What is needed
Copy out all the lines in the records that include the word "text".

[Extracted records]
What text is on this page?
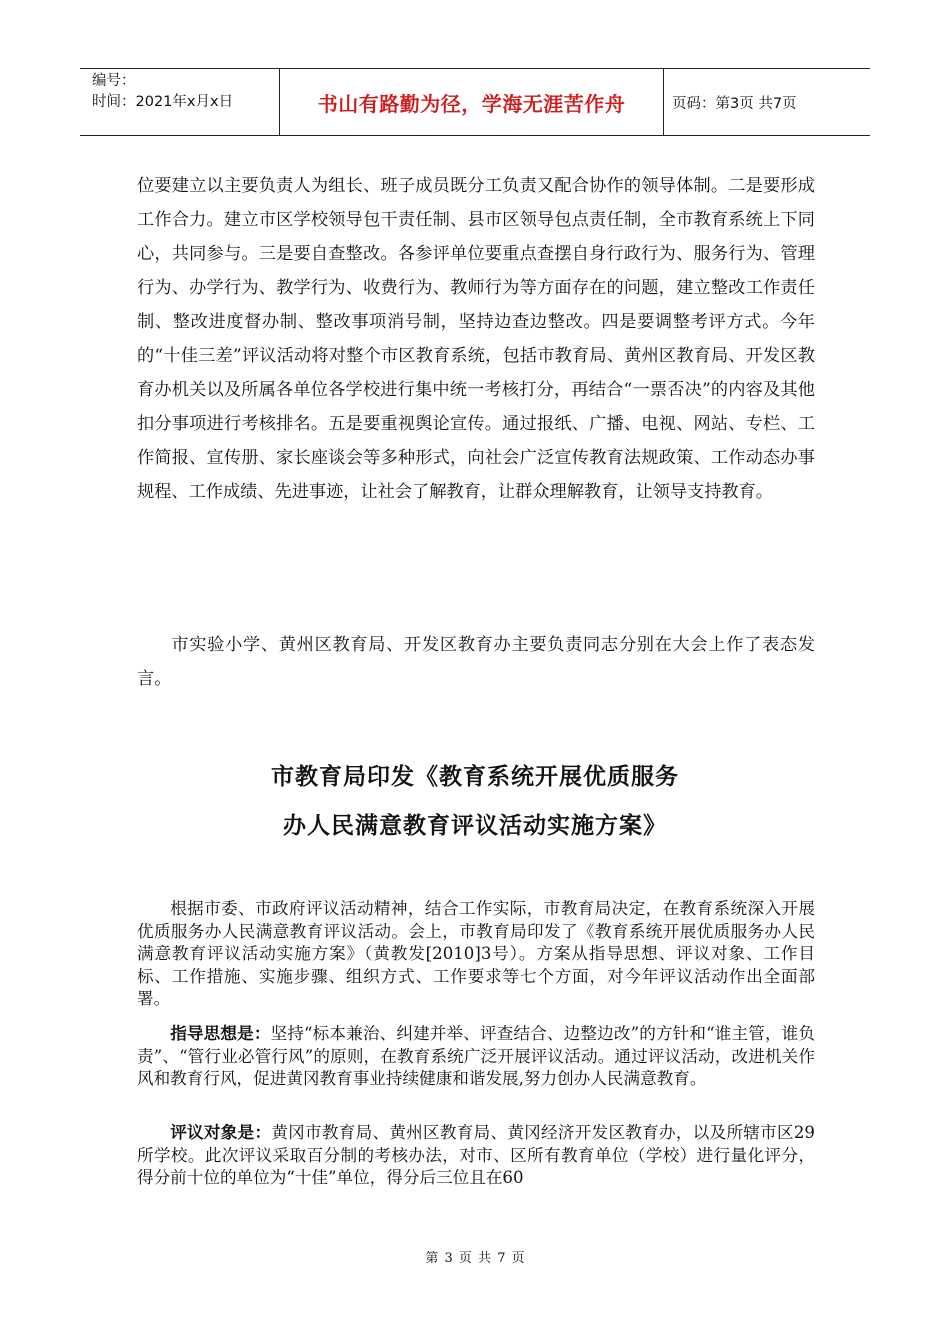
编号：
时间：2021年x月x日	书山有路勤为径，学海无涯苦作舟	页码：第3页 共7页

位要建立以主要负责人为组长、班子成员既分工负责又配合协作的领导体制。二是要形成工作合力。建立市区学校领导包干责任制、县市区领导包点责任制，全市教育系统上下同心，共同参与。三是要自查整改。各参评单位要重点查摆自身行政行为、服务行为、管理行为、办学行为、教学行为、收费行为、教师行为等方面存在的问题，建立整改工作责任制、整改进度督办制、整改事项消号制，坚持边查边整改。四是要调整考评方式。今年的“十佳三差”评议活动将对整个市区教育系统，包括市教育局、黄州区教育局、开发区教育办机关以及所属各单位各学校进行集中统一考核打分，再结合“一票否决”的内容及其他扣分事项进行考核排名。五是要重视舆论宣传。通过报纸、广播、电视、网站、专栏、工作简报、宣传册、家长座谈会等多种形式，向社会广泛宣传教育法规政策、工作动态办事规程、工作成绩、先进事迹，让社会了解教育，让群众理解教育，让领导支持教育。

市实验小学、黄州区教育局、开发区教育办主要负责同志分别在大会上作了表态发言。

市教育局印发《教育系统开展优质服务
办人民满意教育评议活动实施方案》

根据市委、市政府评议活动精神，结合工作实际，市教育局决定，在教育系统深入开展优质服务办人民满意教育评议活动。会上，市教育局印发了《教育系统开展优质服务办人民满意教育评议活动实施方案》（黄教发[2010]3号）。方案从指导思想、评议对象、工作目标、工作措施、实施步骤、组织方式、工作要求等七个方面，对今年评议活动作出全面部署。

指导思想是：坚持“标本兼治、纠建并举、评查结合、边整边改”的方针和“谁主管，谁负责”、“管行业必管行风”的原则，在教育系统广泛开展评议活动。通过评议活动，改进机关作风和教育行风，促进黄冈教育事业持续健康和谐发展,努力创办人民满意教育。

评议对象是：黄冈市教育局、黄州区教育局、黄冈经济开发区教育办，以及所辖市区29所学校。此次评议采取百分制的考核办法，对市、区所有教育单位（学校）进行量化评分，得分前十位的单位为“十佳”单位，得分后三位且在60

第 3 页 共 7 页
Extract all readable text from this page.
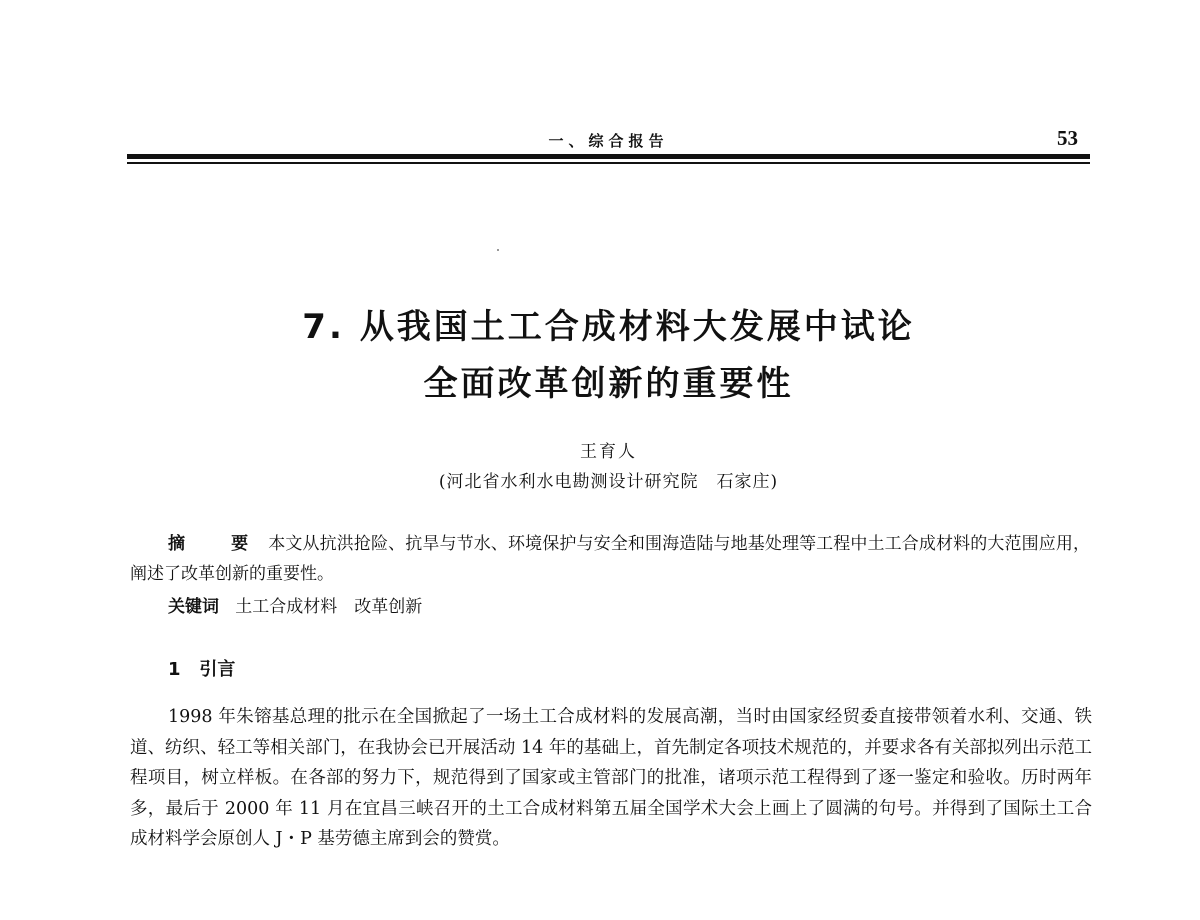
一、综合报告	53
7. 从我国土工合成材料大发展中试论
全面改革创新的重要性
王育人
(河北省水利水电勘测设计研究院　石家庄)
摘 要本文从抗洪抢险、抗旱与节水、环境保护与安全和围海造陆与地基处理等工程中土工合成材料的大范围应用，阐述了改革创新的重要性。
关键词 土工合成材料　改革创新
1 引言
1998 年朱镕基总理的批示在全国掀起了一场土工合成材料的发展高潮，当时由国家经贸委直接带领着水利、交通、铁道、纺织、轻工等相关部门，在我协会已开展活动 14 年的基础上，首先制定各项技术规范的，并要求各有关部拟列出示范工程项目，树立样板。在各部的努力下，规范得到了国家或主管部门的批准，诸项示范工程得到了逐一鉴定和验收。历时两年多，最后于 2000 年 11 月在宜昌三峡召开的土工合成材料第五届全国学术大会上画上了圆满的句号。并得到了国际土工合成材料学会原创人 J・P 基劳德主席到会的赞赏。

Output of the task
What text is on this page?
Extract all readable text from this page.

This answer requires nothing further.